■ **INSTRUCTION**
Below are the records; pull every line that includes "subtitle".

BEGIN

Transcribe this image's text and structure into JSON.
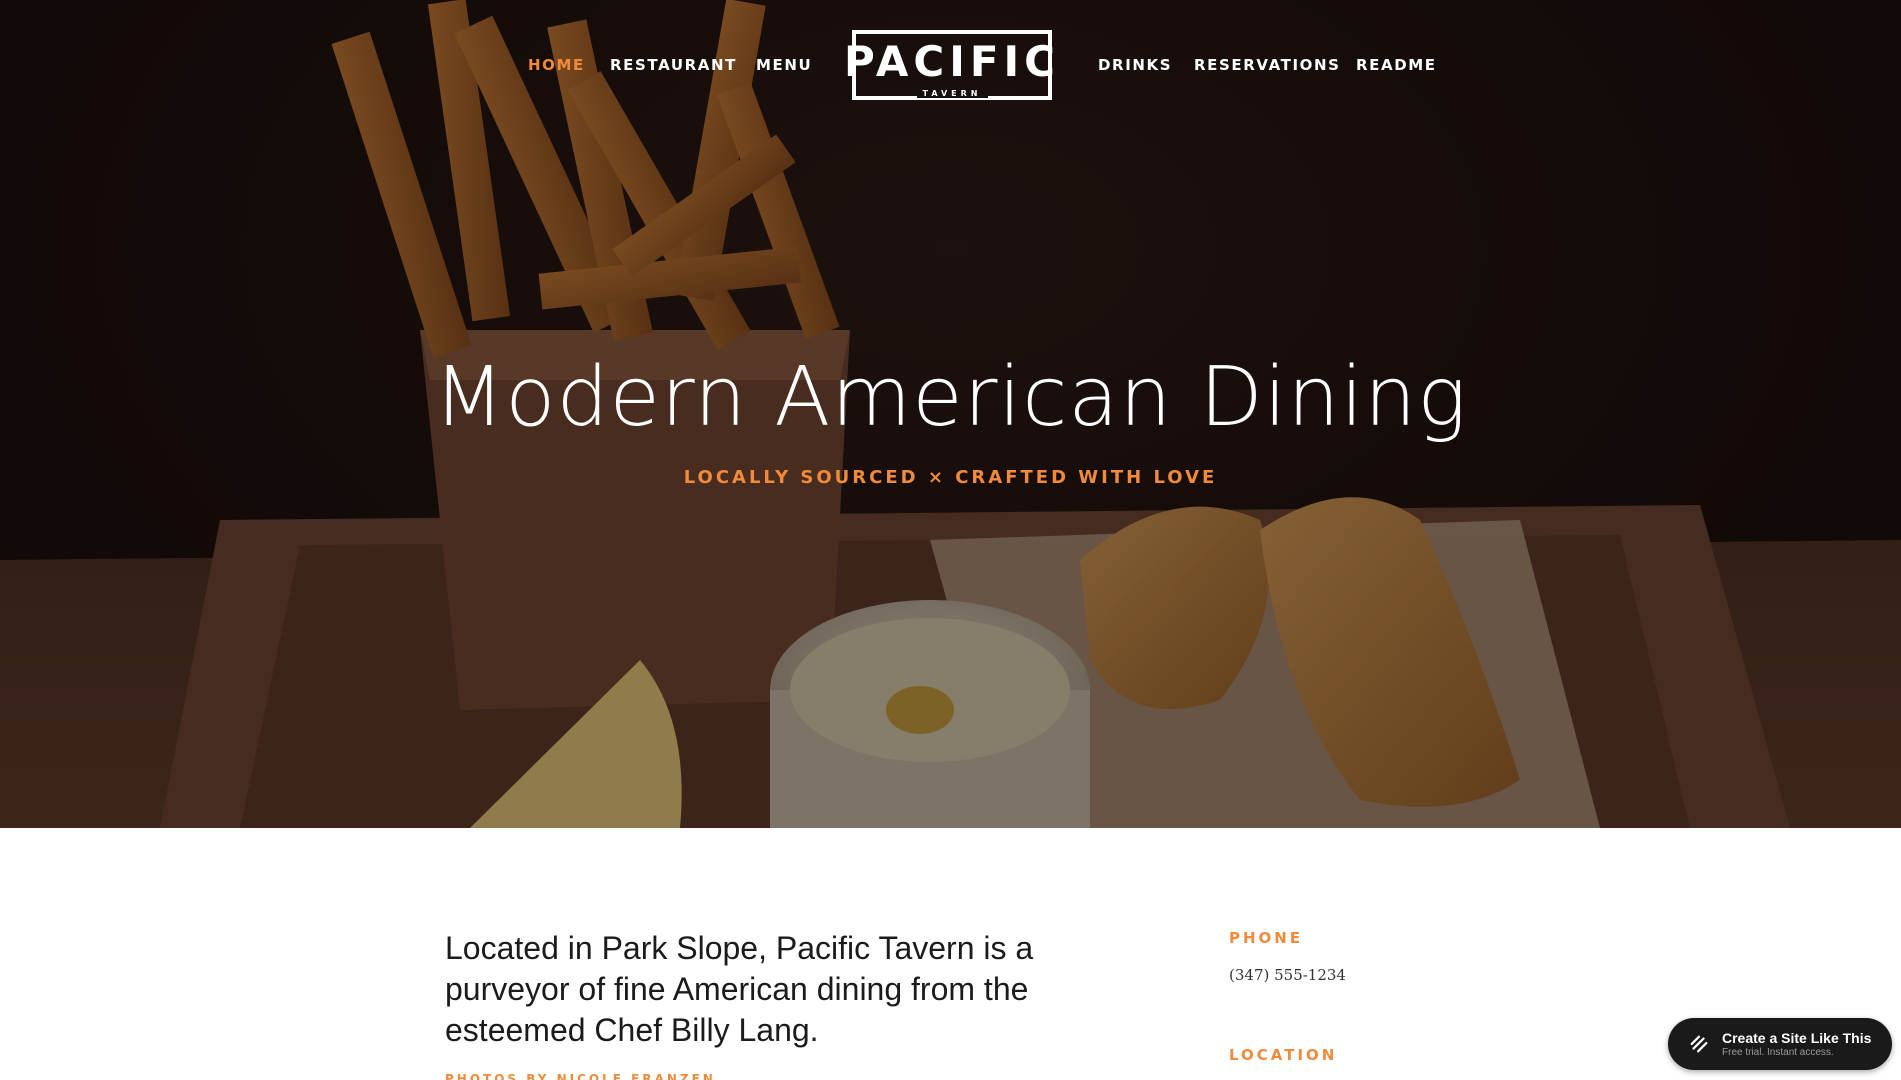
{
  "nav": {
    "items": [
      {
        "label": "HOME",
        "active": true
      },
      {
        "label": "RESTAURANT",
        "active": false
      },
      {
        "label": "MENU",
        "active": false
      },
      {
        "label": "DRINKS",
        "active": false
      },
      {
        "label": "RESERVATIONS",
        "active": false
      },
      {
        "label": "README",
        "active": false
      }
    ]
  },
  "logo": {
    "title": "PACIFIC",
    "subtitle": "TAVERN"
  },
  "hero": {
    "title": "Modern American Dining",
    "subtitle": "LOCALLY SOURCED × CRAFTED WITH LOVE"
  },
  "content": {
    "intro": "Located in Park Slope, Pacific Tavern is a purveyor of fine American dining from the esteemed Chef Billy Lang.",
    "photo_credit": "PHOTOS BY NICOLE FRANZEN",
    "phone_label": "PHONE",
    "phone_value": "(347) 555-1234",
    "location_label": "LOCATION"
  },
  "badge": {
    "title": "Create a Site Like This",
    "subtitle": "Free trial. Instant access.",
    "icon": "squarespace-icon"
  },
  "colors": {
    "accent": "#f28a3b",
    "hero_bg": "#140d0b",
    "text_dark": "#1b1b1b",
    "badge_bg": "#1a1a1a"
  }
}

END

■ **TASK RESULT**
    "subtitle": "TAVERN"
    "subtitle": "LOCALLY SOURCED × CRAFTED WITH LOVE"
    "subtitle": "Free trial. Instant access.",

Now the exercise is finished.